[START DATA FOR THIS EXERCISE]
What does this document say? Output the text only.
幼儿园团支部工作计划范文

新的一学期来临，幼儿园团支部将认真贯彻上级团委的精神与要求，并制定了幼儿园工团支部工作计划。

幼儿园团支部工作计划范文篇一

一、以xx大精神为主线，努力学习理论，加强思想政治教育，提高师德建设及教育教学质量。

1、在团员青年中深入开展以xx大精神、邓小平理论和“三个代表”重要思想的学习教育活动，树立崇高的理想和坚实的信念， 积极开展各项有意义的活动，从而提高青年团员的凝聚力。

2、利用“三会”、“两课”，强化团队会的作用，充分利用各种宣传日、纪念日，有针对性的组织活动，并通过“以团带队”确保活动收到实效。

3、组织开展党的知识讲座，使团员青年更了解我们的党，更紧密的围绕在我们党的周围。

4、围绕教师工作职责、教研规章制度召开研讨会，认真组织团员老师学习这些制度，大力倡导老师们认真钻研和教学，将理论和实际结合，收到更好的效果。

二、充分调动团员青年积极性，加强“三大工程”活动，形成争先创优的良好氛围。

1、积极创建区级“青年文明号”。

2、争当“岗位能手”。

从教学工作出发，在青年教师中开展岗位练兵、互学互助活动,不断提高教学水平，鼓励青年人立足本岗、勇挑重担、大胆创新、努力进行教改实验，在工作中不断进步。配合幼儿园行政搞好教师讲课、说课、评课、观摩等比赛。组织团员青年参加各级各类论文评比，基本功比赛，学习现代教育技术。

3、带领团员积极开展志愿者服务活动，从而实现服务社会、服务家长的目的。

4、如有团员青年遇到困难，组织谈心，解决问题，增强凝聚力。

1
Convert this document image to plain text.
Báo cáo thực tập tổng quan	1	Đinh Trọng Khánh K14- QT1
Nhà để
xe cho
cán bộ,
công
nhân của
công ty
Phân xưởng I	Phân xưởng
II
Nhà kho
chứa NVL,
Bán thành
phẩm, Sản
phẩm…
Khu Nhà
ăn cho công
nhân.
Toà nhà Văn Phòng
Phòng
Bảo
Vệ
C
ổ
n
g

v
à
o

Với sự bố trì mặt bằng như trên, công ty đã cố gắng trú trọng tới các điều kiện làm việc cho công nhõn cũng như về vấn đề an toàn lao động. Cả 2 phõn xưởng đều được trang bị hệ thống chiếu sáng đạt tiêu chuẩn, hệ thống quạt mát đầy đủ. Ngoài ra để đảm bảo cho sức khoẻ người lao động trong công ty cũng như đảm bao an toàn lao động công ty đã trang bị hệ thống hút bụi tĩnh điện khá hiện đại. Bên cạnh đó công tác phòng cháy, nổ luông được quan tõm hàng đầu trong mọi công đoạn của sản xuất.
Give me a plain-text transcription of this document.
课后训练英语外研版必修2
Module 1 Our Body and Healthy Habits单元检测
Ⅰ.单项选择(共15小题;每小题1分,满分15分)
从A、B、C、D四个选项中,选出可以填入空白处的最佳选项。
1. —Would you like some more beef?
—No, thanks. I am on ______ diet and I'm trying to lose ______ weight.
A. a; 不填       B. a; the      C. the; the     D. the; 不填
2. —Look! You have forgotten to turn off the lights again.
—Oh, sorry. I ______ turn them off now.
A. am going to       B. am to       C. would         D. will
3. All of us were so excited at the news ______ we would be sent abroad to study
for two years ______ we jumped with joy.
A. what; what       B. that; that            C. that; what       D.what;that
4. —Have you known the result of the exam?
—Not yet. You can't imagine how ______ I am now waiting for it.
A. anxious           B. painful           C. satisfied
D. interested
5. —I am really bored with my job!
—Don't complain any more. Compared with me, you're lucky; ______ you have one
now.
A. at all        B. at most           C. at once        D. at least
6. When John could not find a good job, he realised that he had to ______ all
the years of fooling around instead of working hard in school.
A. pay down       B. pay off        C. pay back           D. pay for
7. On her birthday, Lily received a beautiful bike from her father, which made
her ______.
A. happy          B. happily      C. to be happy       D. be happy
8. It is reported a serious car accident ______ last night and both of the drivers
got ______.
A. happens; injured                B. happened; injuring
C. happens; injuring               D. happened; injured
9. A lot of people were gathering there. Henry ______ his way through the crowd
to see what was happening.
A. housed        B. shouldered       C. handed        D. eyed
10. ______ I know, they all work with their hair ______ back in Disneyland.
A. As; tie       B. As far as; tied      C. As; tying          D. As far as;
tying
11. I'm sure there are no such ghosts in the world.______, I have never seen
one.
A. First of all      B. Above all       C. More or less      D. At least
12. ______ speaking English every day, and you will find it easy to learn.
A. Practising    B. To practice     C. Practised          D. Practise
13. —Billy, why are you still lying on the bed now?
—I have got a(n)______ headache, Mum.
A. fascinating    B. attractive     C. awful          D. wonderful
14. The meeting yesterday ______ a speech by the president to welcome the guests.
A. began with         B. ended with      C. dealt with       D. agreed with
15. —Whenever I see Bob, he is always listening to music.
[END DATA FOR THIS EXERCISE]
**REQUIRED WORK:** Reproduce the listing in full. Keep it exactly as written.

**TASK OUTPUT:**
What does this document say? Output the text only.
幼儿园团支部工作计划范文

新的一学期来临，幼儿园团支部将认真贯彻上级团委的精神与要求，并制定了幼儿园工团支部工作计划。

幼儿园团支部工作计划范文篇一

一、以xx大精神为主线，努力学习理论，加强思想政治教育，提高师德建设及教育教学质量。

1、在团员青年中深入开展以xx大精神、邓小平理论和“三个代表”重要思想的学习教育活动，树立崇高的理想和坚实的信念， 积极开展各项有意义的活动，从而提高青年团员的凝聚力。

2、利用“三会”、“两课”，强化团队会的作用，充分利用各种宣传日、纪念日，有针对性的组织活动，并通过“以团带队”确保活动收到实效。

3、组织开展党的知识讲座，使团员青年更了解我们的党，更紧密的围绕在我们党的周围。

4、围绕教师工作职责、教研规章制度召开研讨会，认真组织团员老师学习这些制度，大力倡导老师们认真钻研和教学，将理论和实际结合，收到更好的效果。

二、充分调动团员青年积极性，加强“三大工程”活动，形成争先创优的良好氛围。

1、积极创建区级“青年文明号”。

2、争当“岗位能手”。

从教学工作出发，在青年教师中开展岗位练兵、互学互助活动,不断提高教学水平，鼓励青年人立足本岗、勇挑重担、大胆创新、努力进行教改实验，在工作中不断进步。配合幼儿园行政搞好教师讲课、说课、评课、观摩等比赛。组织团员青年参加各级各类论文评比，基本功比赛，学习现代教育技术。

3、带领团员积极开展志愿者服务活动，从而实现服务社会、服务家长的目的。

4、如有团员青年遇到困难，组织谈心，解决问题，增强凝聚力。

1
Convert this document image to plain text.
Báo cáo thực tập tổng quan	1	Đinh Trọng Khánh K14- QT1
Nhà để
xe cho
cán bộ,
công
nhân của
công ty
Phân xưởng I	Phân xưởng
II
Nhà kho
chứa NVL,
Bán thành
phẩm, Sản
phẩm…
Khu Nhà
ăn cho công
nhân.
Toà nhà Văn Phòng
Phòng
Bảo
Vệ
C
ổ
n
g

v
à
o

Với sự bố trì mặt bằng như trên, công ty đã cố gắng trú trọng tới các điều kiện làm việc cho công nhõn cũng như về vấn đề an toàn lao động. Cả 2 phõn xưởng đều được trang bị hệ thống chiếu sáng đạt tiêu chuẩn, hệ thống quạt mát đầy đủ. Ngoài ra để đảm bảo cho sức khoẻ người lao động trong công ty cũng như đảm bao an toàn lao động công ty đã trang bị hệ thống hút bụi tĩnh điện khá hiện đại. Bên cạnh đó công tác phòng cháy, nổ luông được quan tõm hàng đầu trong mọi công đoạn của sản xuất.
Give me a plain-text transcription of this document.
课后训练英语外研版必修2
Module 1 Our Body and Healthy Habits单元检测
Ⅰ.单项选择(共15小题;每小题1分,满分15分)
从A、B、C、D四个选项中,选出可以填入空白处的最佳选项。
1. —Would you like some more beef?
—No, thanks. I am on ______ diet and I'm trying to lose ______ weight.
A. a; 不填       B. a; the      C. the; the     D. the; 不填
2. —Look! You have forgotten to turn off the lights again.
—Oh, sorry. I ______ turn them off now.
A. am going to       B. am to       C. would         D. will
3. All of us were so excited at the news ______ we would be sent abroad to study
for two years ______ we jumped with joy.
A. what; what       B. that; that            C. that; what       D.what;that
4. —Have you known the result of the exam?
—Not yet. You can't imagine how ______ I am now waiting for it.
A. anxious           B. painful           C. satisfied
D. interested
5. —I am really bored with my job!
—Don't complain any more. Compared with me, you're lucky; ______ you have one
now.
A. at all        B. at most           C. at once        D. at least
6. When John could not find a good job, he realised that he had to ______ all
the years of fooling around instead of working hard in school.
A. pay down       B. pay off        C. pay back           D. pay for
7. On her birthday, Lily received a beautiful bike from her father, which made
her ______.
A. happy          B. happily      C. to be happy       D. be happy
8. It is reported a serious car accident ______ last night and both of the drivers
got ______.
A. happens; injured                B. happened; injuring
C. happens; injuring               D. happened; injured
9. A lot of people were gathering there. Henry ______ his way through the crowd
to see what was happening.
A. housed        B. shouldered       C. handed        D. eyed
10. ______ I know, they all work with their hair ______ back in Disneyland.
A. As; tie       B. As far as; tied      C. As; tying          D. As far as;
tying
11. I'm sure there are no such ghosts in the world.______, I have never seen
one.
A. First of all      B. Above all       C. More or less      D. At least
12. ______ speaking English every day, and you will find it easy to learn.
A. Practising    B. To practice     C. Practised          D. Practise
13. —Billy, why are you still lying on the bed now?
—I have got a(n)______ headache, Mum.
A. fascinating    B. attractive     C. awful          D. wonderful
14. The meeting yesterday ______ a speech by the president to welcome the guests.
A. began with         B. ended with      C. dealt with       D. agreed with
15. —Whenever I see Bob, he is always listening to music.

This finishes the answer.